▶ [Task to carry out]:
Below are some records; repeat them all exactly, minus the pictures.

▶ [Material provided]:
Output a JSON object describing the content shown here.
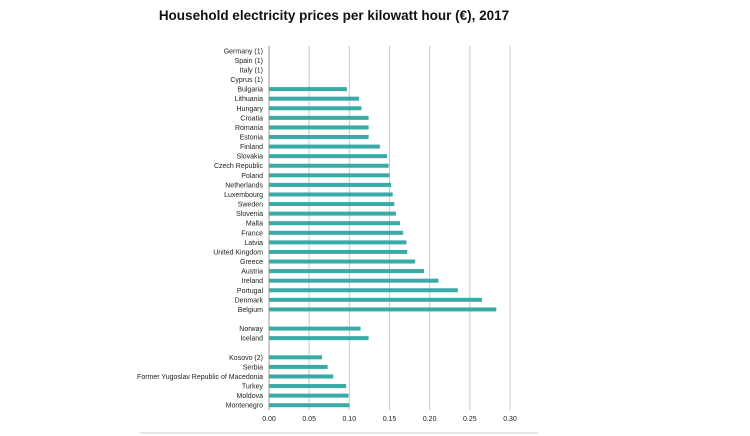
{
  "chart_data": {
    "type": "bar",
    "orientation": "horizontal",
    "title": "Household electricity prices per kilowatt hour (€), 2017",
    "xlabel": "",
    "ylabel": "",
    "xlim": [
      0,
      0.3
    ],
    "xticks": [
      "0.00",
      "0.05",
      "0.10",
      "0.15",
      "0.20",
      "0.25",
      "0.30"
    ],
    "grid": true,
    "bar_color": "#3aaaa6",
    "categories": [
      "Germany (1)",
      "Spain (1)",
      "Italy (1)",
      "Cyprus (1)",
      "Bulgaria",
      "Lithuania",
      "Hungary",
      "Croatia",
      "Romania",
      "Estonia",
      "Finland",
      "Slovakia",
      "Czech Republic",
      "Poland",
      "Netherlands",
      "Luxembourg",
      "Sweden",
      "Slovenia",
      "Malta",
      "France",
      "Latvia",
      "United Kingdom",
      "Greece",
      "Austria",
      "Ireland",
      "Portugal",
      "Denmark",
      "Belgium",
      "",
      "Norway",
      "Iceland",
      "",
      "Kosovo (2)",
      "Serbia",
      "Former Yugoslav Republic of Macedonia",
      "Turkey",
      "Moldova",
      "Montenegro"
    ],
    "values": [
      null,
      null,
      null,
      null,
      0.097,
      0.112,
      0.115,
      0.124,
      0.124,
      0.124,
      0.138,
      0.147,
      0.149,
      0.15,
      0.152,
      0.154,
      0.156,
      0.158,
      0.163,
      0.167,
      0.171,
      0.172,
      0.182,
      0.193,
      0.211,
      0.235,
      0.265,
      0.283,
      null,
      0.114,
      0.124,
      null,
      0.066,
      0.073,
      0.08,
      0.096,
      0.099,
      0.1
    ]
  }
}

▶ [Solution below]:
Output a JSON object describing the content shown here.
{
  "chart_data": {
    "type": "bar",
    "orientation": "horizontal",
    "title": "Household electricity prices per kilowatt hour (€), 2017",
    "xlabel": "",
    "ylabel": "",
    "xlim": [
      0,
      0.3
    ],
    "xticks": [
      "0.00",
      "0.05",
      "0.10",
      "0.15",
      "0.20",
      "0.25",
      "0.30"
    ],
    "grid": true,
    "bar_color": "#3aaaa6",
    "categories": [
      "Germany (1)",
      "Spain (1)",
      "Italy (1)",
      "Cyprus (1)",
      "Bulgaria",
      "Lithuania",
      "Hungary",
      "Croatia",
      "Romania",
      "Estonia",
      "Finland",
      "Slovakia",
      "Czech Republic",
      "Poland",
      "Netherlands",
      "Luxembourg",
      "Sweden",
      "Slovenia",
      "Malta",
      "France",
      "Latvia",
      "United Kingdom",
      "Greece",
      "Austria",
      "Ireland",
      "Portugal",
      "Denmark",
      "Belgium",
      "",
      "Norway",
      "Iceland",
      "",
      "Kosovo (2)",
      "Serbia",
      "Former Yugoslav Republic of Macedonia",
      "Turkey",
      "Moldova",
      "Montenegro"
    ],
    "values": [
      null,
      null,
      null,
      null,
      0.097,
      0.112,
      0.115,
      0.124,
      0.124,
      0.124,
      0.138,
      0.147,
      0.149,
      0.15,
      0.152,
      0.154,
      0.156,
      0.158,
      0.163,
      0.167,
      0.171,
      0.172,
      0.182,
      0.193,
      0.211,
      0.235,
      0.265,
      0.283,
      null,
      0.114,
      0.124,
      null,
      0.066,
      0.073,
      0.08,
      0.096,
      0.099,
      0.1
    ]
  }
}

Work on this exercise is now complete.